• _EXCERPT TO READ_
-------------------------

In between levels is equally nuts, you’re not getting your standard roguelike fare of “here’s three cards pick one”, you get some sort of random encounter with one of several Large Weird Guys, some of them give you power-ups, some of them give you conditional power-ups, some of them just yoink one of your Morsel buddies, some of them shunt you off into an Atari game. No way to predict what of these you’re going to get, no way to even understand what half of them are going to be until you play them… which leads to one of my two main criticisms of this game.

Morsels is incredibly player-hostile. Mystery in games is great. Minimal explanation in games can be wonderful. I loved Blue Prince and Tunic, those games are mysterious, but this is outright player-hostile. The tutorial tells you how to shoot and dash and sorta shows you that cheese is important, but that’s it! All other mechanics in the game you just have to figure out. And like, basic stuff like “what do these morsels do?” and “can this kind of attack hurt myself?” and “what the hell are tickets for?” and “what do you mean I explode if I get too much XP?” are left for you to fumble around with and learn through failure. Even incredibly fundamental mechanics like “how do I switch between morsels?” or “what does this daisy do?” are completely unexplained. Some people – Binding of Isaac-enjoyers, perhaps – might be into this, but it’s not my jam. It’s way too chaotic and hostile for my tastes.

-------------------------

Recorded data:
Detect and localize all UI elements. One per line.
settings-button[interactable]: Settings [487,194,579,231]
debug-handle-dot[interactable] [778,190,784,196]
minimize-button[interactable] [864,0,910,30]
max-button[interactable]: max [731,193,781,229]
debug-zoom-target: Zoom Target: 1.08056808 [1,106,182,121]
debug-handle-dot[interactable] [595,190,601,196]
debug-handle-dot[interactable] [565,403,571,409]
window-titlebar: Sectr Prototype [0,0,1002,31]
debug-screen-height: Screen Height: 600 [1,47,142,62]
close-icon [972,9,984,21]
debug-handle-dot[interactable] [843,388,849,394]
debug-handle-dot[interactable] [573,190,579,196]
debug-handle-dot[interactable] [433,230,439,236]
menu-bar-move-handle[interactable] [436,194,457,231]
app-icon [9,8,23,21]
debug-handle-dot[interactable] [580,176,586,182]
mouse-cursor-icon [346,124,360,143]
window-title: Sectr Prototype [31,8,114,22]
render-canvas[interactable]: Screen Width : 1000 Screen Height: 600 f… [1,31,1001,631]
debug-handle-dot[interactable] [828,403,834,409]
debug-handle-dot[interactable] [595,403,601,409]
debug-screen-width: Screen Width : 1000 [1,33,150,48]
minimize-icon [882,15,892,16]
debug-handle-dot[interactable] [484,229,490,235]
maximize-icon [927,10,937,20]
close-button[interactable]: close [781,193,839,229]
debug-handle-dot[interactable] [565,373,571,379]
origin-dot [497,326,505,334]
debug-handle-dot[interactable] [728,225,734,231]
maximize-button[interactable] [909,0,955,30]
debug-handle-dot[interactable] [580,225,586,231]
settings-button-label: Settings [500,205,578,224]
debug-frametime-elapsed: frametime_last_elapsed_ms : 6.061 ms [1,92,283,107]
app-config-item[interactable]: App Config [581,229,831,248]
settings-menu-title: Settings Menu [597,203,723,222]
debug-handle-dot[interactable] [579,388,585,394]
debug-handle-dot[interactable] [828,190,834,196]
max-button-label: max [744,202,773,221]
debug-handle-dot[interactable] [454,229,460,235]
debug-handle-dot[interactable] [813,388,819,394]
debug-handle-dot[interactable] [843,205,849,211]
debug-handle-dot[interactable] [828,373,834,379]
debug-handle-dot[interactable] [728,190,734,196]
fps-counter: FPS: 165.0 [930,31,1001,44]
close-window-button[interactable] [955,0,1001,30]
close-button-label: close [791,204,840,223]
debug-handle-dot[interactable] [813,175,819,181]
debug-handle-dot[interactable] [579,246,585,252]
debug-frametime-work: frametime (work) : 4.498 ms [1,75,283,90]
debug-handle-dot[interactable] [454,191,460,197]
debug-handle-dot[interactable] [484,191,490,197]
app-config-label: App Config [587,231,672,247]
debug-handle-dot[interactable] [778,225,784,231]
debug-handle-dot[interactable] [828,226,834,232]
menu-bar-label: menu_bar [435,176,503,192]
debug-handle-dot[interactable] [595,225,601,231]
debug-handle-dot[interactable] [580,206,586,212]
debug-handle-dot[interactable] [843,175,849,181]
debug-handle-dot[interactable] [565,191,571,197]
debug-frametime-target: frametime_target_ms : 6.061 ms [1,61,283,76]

-------------------------

• _THE TASKS_
1. Which two games does the Morsels review name as mysterious games the reviewer loved?
2. Extend the Morsels review with a further paragraph that picks up after its final sentence.

• _ANSWERS TO THE PROBLEMS_
1. Blue Prince and Tunic.

2.
My other problem is that it plays like absolute hot garbage on the Switch 2. I guess this is sort of my problem for picking the “wrong” platform to play on, but it’s also an objectively serious problem. The game can’t maintain a stable framerate on Switch 2, sometimes it can’t even maintain a stable framerate on simple loading screens. It’s erratic, sometimes it’s fine, sometimes it chugs hard, sometimes it’s in benign locations like load screens, sometimes it chugs immediately upon dropping you into a level and you die immediately before you get a chance to do anything. Sometimes it chugs at obvious points when there’s a jillion sprites and effects on screen, sometimes it hitches just whenever. Oh, and it’s exactly the same performance handheld or docked. Maybe they’ll patch this, maybe they won’t, but I’ll probably never know because it’s bad enough that I’ve given up and moved on to other games. This doesn’t seem to be a problem on other platforms, but it’s a massive problem for me, so I’m complaining about it.

If you like games with this level of player hostility, maybe you’ll enjoy Morsels. If you play it on a non-Nintendo platform maybe it’ll play well enough for you to overlook the player hostility. I couldn’t, because I had to deal with both these issues. Not Recommended.